Task directions: Look through the listing and locate every line containing the word "verdoppeln"; copy those lines.

---------- Available data

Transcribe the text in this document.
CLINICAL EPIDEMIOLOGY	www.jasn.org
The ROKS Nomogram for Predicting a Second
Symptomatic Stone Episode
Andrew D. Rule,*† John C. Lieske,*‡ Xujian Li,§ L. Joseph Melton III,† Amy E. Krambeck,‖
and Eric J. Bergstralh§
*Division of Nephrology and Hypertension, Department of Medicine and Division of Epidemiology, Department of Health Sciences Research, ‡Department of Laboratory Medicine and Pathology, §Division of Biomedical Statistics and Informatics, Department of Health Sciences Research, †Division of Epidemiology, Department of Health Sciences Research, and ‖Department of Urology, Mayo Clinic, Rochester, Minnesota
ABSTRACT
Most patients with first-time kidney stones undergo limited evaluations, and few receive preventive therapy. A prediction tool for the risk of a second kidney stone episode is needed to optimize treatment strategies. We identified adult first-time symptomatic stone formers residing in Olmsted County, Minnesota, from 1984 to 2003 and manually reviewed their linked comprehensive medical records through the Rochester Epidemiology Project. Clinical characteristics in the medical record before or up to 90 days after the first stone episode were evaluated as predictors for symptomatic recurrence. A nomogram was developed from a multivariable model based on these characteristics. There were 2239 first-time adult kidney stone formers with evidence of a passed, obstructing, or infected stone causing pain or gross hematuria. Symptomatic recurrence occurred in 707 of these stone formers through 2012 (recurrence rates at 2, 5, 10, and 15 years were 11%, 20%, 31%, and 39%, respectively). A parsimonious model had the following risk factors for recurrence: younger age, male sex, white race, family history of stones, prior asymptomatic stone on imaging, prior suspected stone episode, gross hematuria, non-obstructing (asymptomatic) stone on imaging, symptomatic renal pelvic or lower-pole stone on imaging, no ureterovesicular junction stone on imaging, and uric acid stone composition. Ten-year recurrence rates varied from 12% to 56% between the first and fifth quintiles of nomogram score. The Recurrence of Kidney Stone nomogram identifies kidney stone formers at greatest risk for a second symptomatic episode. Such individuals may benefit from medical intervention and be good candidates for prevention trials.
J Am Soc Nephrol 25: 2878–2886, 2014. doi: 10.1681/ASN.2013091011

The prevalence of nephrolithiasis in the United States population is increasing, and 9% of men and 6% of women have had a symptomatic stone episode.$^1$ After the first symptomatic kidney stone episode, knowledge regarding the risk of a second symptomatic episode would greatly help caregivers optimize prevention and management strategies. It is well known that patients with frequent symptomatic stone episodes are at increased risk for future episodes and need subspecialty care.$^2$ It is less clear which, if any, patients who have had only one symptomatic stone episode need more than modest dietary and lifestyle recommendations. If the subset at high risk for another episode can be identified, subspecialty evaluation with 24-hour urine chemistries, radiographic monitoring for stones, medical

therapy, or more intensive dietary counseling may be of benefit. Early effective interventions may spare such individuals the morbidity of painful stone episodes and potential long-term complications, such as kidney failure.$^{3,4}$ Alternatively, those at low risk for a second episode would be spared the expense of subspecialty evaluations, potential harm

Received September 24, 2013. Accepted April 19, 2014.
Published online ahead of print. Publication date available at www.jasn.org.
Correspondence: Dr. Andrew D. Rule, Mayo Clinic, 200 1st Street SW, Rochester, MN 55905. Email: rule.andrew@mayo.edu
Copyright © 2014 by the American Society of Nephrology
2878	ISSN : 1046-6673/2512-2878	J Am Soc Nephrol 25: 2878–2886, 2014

--------------------
---------- Available data

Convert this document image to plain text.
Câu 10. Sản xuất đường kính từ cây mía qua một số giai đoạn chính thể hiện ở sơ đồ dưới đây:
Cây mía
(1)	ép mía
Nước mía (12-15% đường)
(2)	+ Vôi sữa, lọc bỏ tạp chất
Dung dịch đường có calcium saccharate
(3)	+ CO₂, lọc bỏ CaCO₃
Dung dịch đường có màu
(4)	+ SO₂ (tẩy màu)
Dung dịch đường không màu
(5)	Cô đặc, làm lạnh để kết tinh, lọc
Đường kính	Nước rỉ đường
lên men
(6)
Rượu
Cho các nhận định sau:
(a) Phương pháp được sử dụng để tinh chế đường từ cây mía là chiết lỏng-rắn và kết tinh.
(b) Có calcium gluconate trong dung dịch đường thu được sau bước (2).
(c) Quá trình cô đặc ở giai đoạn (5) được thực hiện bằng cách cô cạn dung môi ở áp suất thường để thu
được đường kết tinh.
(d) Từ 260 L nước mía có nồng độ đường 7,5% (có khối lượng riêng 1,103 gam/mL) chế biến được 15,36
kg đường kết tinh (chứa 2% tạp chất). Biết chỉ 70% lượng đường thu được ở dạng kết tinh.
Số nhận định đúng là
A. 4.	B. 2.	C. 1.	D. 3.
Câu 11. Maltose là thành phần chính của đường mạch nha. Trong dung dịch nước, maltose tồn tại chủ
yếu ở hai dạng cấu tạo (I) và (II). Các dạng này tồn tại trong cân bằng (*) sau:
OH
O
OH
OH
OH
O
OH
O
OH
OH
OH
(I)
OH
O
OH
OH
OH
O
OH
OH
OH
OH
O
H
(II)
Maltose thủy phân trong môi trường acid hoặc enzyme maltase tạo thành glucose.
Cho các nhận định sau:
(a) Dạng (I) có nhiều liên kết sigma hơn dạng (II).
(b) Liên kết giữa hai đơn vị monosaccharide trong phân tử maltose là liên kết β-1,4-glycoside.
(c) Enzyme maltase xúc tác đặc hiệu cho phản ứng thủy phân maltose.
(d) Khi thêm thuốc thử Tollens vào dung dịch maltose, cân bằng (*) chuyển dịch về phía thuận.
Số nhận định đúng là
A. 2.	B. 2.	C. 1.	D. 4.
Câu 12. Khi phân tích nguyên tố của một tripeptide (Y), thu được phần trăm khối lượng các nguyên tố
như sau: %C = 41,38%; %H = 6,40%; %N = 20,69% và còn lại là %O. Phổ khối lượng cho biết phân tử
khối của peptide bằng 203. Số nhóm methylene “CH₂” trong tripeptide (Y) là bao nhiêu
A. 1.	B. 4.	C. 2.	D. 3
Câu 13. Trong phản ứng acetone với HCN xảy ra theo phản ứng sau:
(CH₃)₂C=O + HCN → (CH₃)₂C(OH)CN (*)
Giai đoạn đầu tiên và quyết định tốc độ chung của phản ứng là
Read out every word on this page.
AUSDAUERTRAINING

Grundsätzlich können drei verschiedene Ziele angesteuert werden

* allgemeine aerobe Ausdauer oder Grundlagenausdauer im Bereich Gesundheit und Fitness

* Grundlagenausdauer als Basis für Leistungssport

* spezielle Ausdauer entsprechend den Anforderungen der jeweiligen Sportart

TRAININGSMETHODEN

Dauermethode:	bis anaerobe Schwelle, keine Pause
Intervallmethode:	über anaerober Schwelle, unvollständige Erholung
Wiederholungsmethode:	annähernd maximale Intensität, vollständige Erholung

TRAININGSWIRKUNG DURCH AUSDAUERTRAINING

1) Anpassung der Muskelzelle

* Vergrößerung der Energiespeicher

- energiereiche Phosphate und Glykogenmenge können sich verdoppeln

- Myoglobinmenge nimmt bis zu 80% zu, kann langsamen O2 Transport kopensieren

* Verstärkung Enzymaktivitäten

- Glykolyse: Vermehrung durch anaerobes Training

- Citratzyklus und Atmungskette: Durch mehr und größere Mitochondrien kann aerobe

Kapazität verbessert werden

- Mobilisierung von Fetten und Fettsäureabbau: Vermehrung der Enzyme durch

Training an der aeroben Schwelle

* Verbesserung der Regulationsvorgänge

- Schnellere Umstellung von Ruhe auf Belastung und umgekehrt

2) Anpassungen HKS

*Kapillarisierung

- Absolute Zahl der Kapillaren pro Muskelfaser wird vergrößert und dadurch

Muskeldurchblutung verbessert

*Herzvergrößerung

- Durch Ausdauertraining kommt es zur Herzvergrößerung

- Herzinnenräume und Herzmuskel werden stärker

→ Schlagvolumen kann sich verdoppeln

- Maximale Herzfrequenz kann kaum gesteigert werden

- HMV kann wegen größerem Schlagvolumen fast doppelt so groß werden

--------------------
---------- Available data

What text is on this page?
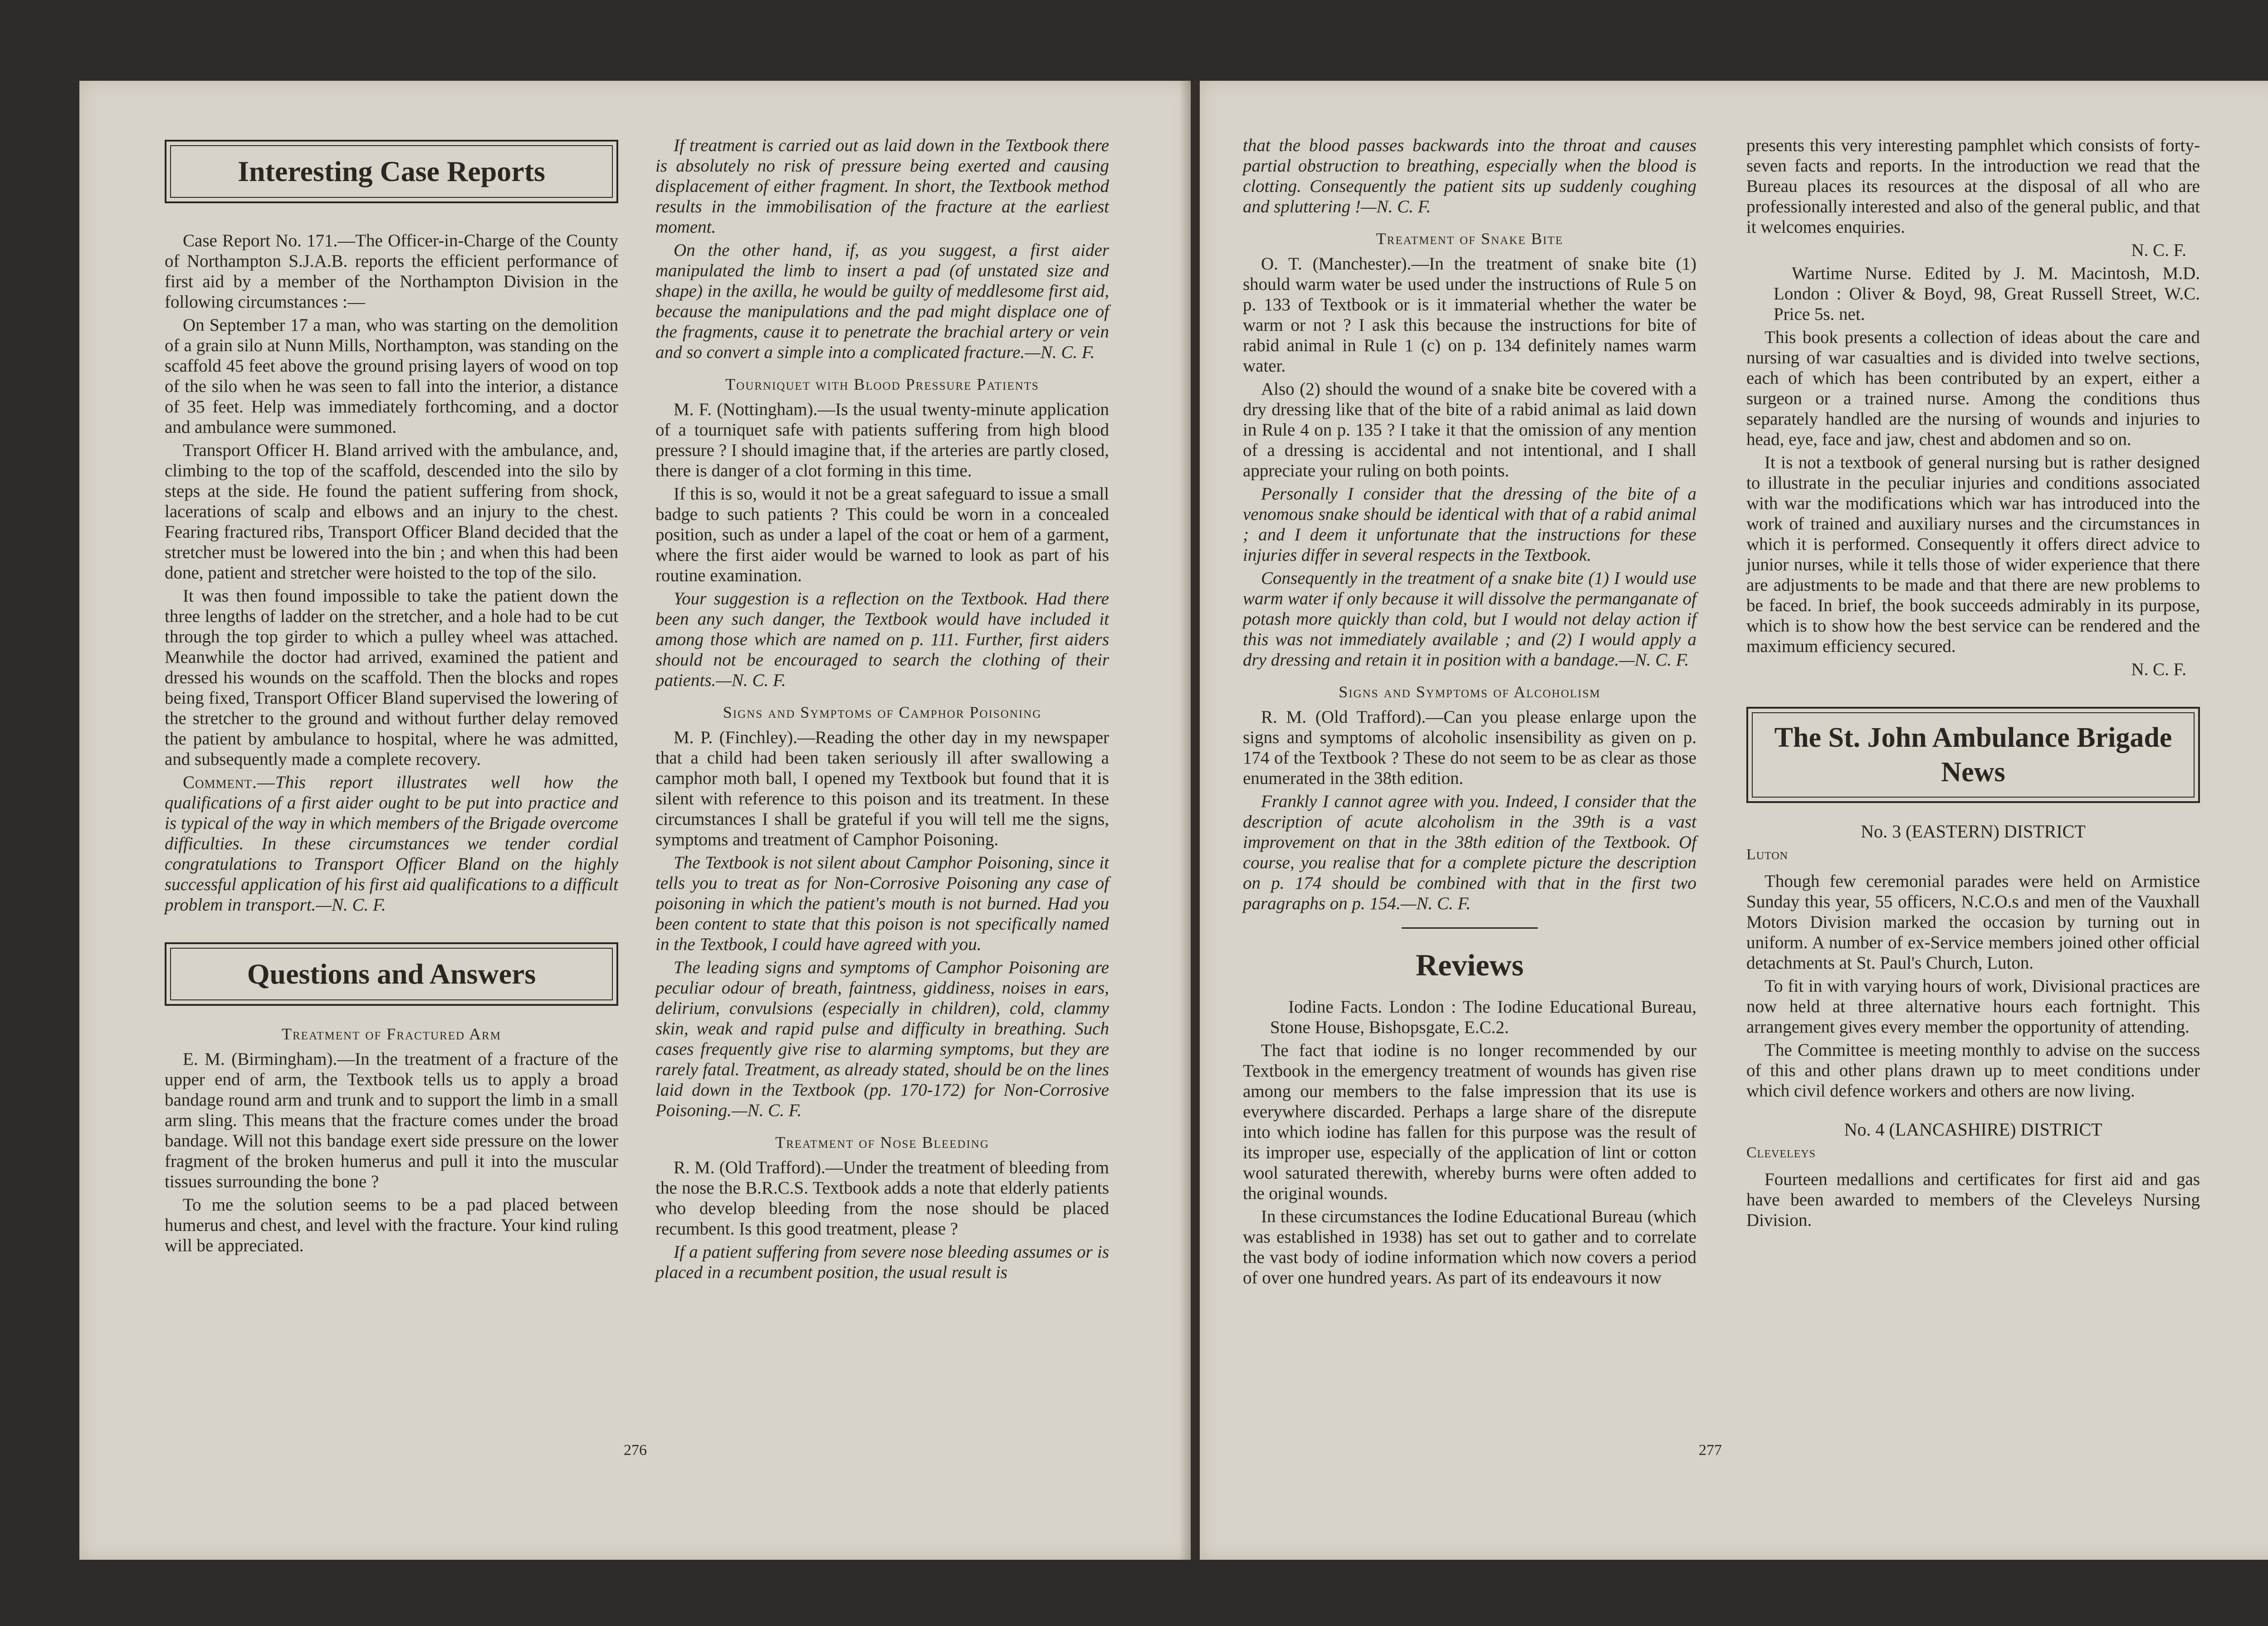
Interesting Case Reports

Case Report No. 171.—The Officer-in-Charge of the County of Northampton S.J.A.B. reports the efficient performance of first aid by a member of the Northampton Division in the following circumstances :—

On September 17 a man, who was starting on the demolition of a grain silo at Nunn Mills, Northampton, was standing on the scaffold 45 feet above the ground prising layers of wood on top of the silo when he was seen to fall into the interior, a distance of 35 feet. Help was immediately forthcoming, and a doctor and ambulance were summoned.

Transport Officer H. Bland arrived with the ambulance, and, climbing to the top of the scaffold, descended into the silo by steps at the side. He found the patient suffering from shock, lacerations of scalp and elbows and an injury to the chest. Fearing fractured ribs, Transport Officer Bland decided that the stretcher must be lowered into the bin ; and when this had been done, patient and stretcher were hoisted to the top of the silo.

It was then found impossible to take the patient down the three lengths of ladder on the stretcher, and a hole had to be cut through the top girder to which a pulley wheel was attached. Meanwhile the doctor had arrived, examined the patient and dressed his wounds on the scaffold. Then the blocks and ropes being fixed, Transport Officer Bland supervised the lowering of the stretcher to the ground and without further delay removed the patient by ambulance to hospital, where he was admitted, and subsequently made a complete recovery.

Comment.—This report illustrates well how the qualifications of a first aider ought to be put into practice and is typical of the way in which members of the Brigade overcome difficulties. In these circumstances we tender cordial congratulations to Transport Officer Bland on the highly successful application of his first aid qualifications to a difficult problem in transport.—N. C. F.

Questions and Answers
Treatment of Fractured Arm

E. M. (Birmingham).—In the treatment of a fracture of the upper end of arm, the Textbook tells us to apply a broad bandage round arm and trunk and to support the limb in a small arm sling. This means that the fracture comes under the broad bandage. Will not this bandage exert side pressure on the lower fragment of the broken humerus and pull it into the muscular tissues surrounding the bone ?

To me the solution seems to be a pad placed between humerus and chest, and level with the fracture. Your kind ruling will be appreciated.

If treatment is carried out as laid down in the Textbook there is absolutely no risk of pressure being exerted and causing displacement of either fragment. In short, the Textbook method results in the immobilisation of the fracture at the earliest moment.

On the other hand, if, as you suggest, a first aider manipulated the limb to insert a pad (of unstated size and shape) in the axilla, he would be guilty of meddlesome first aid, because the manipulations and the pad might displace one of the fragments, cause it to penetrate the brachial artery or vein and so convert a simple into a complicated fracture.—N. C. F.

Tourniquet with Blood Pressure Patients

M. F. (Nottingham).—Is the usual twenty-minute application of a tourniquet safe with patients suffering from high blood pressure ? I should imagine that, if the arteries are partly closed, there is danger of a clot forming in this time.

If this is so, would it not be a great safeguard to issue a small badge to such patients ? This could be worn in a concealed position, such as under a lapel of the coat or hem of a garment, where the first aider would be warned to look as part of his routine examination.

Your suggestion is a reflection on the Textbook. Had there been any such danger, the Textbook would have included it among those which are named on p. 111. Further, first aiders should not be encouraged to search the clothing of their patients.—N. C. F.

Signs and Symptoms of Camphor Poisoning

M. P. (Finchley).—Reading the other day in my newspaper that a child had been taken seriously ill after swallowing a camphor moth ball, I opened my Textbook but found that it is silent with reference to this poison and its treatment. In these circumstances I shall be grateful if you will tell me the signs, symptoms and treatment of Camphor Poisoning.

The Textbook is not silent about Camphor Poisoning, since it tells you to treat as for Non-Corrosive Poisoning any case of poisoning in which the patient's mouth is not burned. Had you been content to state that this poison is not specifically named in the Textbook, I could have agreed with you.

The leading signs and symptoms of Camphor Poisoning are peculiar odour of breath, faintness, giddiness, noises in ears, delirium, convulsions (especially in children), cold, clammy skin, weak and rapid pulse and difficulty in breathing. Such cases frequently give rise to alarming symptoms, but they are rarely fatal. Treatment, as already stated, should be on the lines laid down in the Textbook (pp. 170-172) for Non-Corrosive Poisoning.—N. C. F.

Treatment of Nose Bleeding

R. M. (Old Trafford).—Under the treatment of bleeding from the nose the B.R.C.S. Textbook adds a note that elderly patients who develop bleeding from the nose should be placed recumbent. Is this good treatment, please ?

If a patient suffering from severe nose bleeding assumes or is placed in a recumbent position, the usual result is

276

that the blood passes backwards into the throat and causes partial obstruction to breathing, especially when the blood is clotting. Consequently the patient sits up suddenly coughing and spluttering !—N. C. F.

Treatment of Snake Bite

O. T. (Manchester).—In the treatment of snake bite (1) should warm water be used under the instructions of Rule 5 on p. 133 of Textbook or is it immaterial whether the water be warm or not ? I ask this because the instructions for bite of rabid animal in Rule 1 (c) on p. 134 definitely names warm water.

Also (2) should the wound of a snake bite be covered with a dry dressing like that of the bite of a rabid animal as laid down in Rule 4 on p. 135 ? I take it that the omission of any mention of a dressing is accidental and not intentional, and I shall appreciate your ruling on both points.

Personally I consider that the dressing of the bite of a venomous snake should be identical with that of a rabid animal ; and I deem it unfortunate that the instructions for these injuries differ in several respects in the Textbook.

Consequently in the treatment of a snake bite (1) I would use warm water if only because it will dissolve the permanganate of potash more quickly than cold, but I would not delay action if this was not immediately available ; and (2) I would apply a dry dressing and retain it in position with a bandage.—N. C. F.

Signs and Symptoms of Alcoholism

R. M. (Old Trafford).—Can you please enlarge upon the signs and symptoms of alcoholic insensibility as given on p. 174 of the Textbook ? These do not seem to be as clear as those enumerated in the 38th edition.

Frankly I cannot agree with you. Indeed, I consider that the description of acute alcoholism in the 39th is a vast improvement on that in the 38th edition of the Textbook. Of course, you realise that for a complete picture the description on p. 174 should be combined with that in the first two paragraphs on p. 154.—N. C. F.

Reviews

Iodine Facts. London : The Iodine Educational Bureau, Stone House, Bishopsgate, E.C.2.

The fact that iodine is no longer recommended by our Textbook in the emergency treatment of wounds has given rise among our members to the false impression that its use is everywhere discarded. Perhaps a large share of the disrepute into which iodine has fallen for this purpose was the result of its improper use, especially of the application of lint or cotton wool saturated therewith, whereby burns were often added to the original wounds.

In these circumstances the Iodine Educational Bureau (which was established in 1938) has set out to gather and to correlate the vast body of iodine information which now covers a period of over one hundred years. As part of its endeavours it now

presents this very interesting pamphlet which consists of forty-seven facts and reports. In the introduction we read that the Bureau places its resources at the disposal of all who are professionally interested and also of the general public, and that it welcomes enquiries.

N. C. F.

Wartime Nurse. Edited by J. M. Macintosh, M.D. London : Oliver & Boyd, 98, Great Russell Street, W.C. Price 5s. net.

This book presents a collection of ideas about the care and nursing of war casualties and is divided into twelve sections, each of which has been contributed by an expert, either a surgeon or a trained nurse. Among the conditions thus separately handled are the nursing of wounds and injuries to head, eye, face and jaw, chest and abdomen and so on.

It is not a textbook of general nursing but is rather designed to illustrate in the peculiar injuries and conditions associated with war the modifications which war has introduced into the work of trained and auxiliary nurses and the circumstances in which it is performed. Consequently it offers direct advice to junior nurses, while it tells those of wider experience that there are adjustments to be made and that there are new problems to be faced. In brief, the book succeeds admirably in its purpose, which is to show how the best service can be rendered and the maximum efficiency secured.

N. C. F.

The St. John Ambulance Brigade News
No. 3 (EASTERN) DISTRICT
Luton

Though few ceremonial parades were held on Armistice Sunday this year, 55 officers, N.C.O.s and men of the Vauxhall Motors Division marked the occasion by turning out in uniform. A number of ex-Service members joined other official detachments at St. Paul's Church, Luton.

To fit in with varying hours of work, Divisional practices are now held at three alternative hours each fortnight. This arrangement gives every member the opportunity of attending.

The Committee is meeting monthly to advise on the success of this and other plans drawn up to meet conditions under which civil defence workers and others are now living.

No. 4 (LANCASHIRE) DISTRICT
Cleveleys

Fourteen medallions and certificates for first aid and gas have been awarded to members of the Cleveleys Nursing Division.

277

--------------------

Answer to this exercise:
- energiereiche Phosphate und Glykogenmenge können sich verdoppeln
→ Schlagvolumen kann sich verdoppeln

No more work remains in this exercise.